(Extracted data entries)

-- START --

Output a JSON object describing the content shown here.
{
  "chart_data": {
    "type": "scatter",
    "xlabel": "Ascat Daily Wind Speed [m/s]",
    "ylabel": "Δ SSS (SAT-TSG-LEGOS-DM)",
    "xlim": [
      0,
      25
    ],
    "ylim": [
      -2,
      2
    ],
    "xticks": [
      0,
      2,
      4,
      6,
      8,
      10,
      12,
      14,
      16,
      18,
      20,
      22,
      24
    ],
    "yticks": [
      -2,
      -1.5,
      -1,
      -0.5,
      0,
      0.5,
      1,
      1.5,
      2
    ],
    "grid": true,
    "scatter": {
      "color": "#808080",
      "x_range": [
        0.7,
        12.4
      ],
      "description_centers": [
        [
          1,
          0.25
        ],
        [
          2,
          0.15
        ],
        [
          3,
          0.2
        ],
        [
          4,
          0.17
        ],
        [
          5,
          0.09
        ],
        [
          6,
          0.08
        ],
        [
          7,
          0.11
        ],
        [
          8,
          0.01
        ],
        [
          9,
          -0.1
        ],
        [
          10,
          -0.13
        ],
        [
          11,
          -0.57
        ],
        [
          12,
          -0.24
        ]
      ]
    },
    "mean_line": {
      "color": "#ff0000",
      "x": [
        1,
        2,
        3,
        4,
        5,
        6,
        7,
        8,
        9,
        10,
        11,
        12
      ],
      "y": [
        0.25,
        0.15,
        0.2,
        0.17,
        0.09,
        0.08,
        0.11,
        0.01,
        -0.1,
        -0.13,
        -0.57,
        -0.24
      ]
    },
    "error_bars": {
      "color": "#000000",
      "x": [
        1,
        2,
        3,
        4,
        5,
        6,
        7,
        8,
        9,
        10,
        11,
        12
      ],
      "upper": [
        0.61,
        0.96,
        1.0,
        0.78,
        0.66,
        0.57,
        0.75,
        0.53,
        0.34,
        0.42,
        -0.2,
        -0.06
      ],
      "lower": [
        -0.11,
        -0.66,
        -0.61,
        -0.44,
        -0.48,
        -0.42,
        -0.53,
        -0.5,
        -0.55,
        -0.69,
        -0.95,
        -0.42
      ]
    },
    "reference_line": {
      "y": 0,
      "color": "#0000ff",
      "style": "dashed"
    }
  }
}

-- END --

Task requirements: Write out the whole listing again, exactly as it stands.

Solution to the problem:
Output a JSON object describing the content shown here.
{
  "chart_data": {
    "type": "scatter",
    "xlabel": "Ascat Daily Wind Speed [m/s]",
    "ylabel": "Δ SSS (SAT-TSG-LEGOS-DM)",
    "xlim": [
      0,
      25
    ],
    "ylim": [
      -2,
      2
    ],
    "xticks": [
      0,
      2,
      4,
      6,
      8,
      10,
      12,
      14,
      16,
      18,
      20,
      22,
      24
    ],
    "yticks": [
      -2,
      -1.5,
      -1,
      -0.5,
      0,
      0.5,
      1,
      1.5,
      2
    ],
    "grid": true,
    "scatter": {
      "color": "#808080",
      "x_range": [
        0.7,
        12.4
      ],
      "description_centers": [
        [
          1,
          0.25
        ],
        [
          2,
          0.15
        ],
        [
          3,
          0.2
        ],
        [
          4,
          0.17
        ],
        [
          5,
          0.09
        ],
        [
          6,
          0.08
        ],
        [
          7,
          0.11
        ],
        [
          8,
          0.01
        ],
        [
          9,
          -0.1
        ],
        [
          10,
          -0.13
        ],
        [
          11,
          -0.57
        ],
        [
          12,
          -0.24
        ]
      ]
    },
    "mean_line": {
      "color": "#ff0000",
      "x": [
        1,
        2,
        3,
        4,
        5,
        6,
        7,
        8,
        9,
        10,
        11,
        12
      ],
      "y": [
        0.25,
        0.15,
        0.2,
        0.17,
        0.09,
        0.08,
        0.11,
        0.01,
        -0.1,
        -0.13,
        -0.57,
        -0.24
      ]
    },
    "error_bars": {
      "color": "#000000",
      "x": [
        1,
        2,
        3,
        4,
        5,
        6,
        7,
        8,
        9,
        10,
        11,
        12
      ],
      "upper": [
        0.61,
        0.96,
        1.0,
        0.78,
        0.66,
        0.57,
        0.75,
        0.53,
        0.34,
        0.42,
        -0.2,
        -0.06
      ],
      "lower": [
        -0.11,
        -0.66,
        -0.61,
        -0.44,
        -0.48,
        -0.42,
        -0.53,
        -0.5,
        -0.55,
        -0.69,
        -0.95,
        -0.42
      ]
    },
    "reference_line": {
      "y": 0,
      "color": "#0000ff",
      "style": "dashed"
    }
  }
}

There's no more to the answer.